[Excerpt from a dataset]
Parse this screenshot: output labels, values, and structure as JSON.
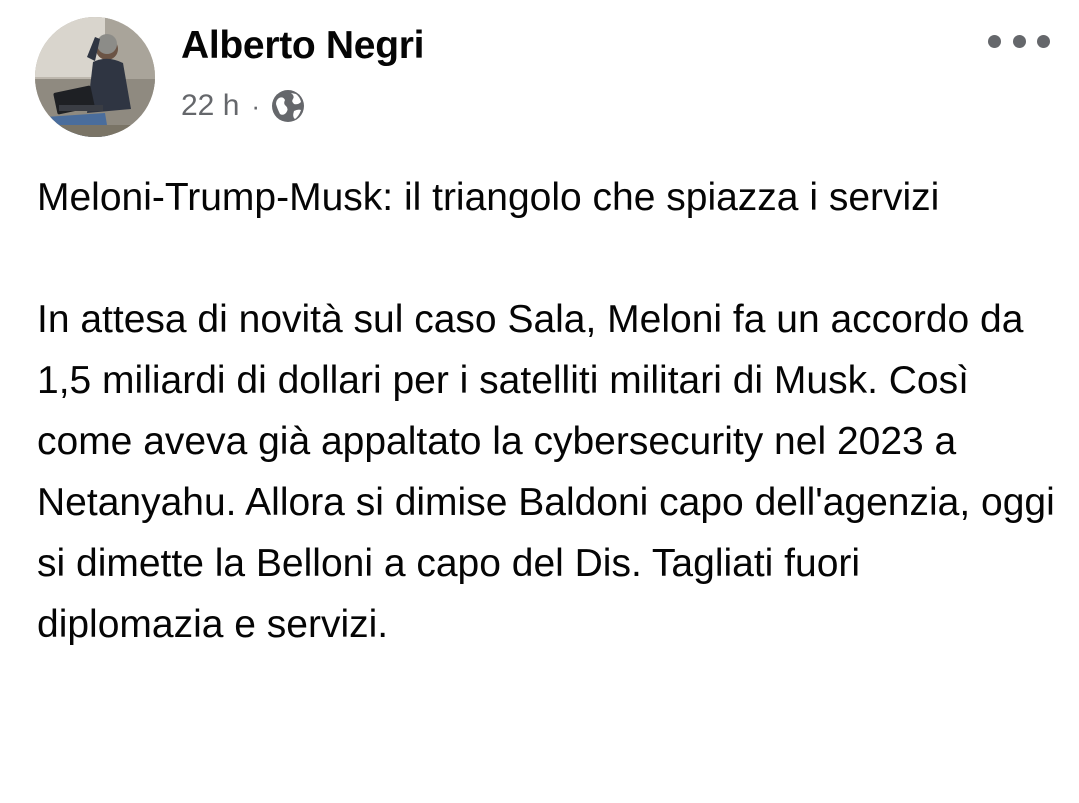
{
  "post": {
    "author": "Alberto Negri",
    "time": "22 h",
    "separator": "·",
    "privacy_icon": "globe-icon",
    "more_icon": "more-options-icon",
    "title_line": "Meloni-Trump-Musk: il triangolo che spiazza i servizi",
    "body": "In attesa di novità sul caso Sala, Meloni fa un accordo da 1,5 miliardi di dollari per i satelliti militari di Musk. Così come aveva già appaltato la cybersecurity nel 2023 a Netanyahu. Allora si dimise Baldoni capo dell'agenzia, oggi si dimette la Belloni a capo del Dis. Tagliati fuori diplomazia e servizi."
  },
  "colors": {
    "text_primary": "#050505",
    "text_secondary": "#65676b",
    "background": "#ffffff"
  }
}
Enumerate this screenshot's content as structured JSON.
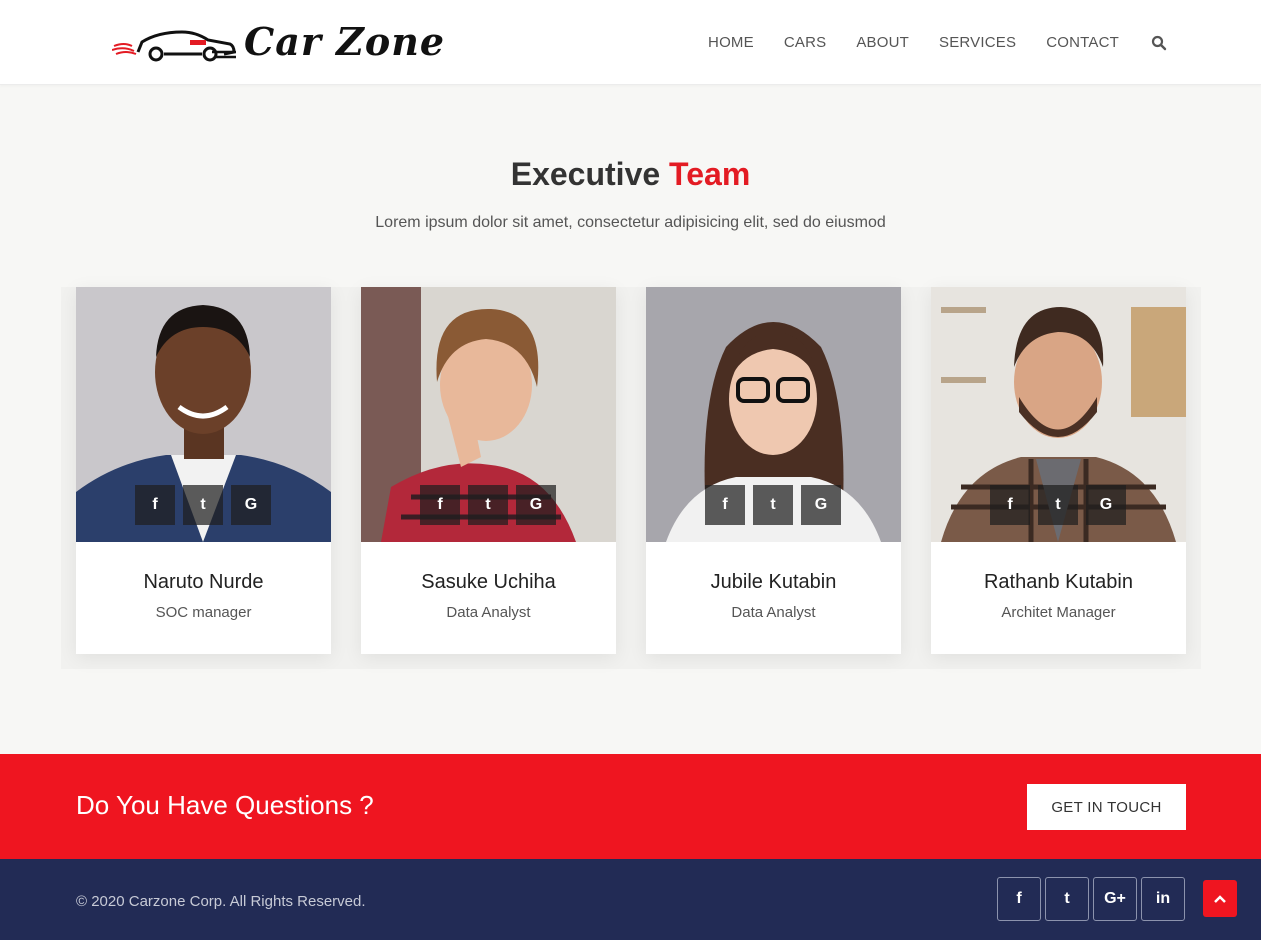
{
  "brand": {
    "name": "Car Zone",
    "accent": "#e31b23"
  },
  "nav": {
    "items": [
      "HOME",
      "CARS",
      "ABOUT",
      "SERVICES",
      "CONTACT"
    ]
  },
  "team": {
    "title_main": "Executive",
    "title_accent": "Team",
    "subtitle": "Lorem ipsum dolor sit amet, consectetur adipisicing elit, sed do eiusmod",
    "members": [
      {
        "name": "Naruto Nurde",
        "role": "SOC manager"
      },
      {
        "name": "Sasuke Uchiha",
        "role": "Data Analyst"
      },
      {
        "name": "Jubile Kutabin",
        "role": "Data Analyst"
      },
      {
        "name": "Rathanb Kutabin",
        "role": "Architet Manager"
      }
    ],
    "social_icons": [
      "facebook-icon",
      "twitter-icon",
      "google-icon"
    ]
  },
  "cta": {
    "text": "Do You Have Questions ?",
    "button": "GET IN TOUCH",
    "color": "#ef1520"
  },
  "footer": {
    "copyright": "© 2020 Carzone Corp. All Rights Reserved.",
    "background": "#222b55",
    "social_icons": [
      "facebook-icon",
      "twitter-icon",
      "google-plus-icon",
      "linkedin-icon"
    ]
  }
}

§ **To be done**:
Identify the lines above that contain the word "role", then copy them.

§ **Worked solution**:
        "role": "SOC manager"
        "role": "Data Analyst"
        "role": "Data Analyst"
        "role": "Architet Manager"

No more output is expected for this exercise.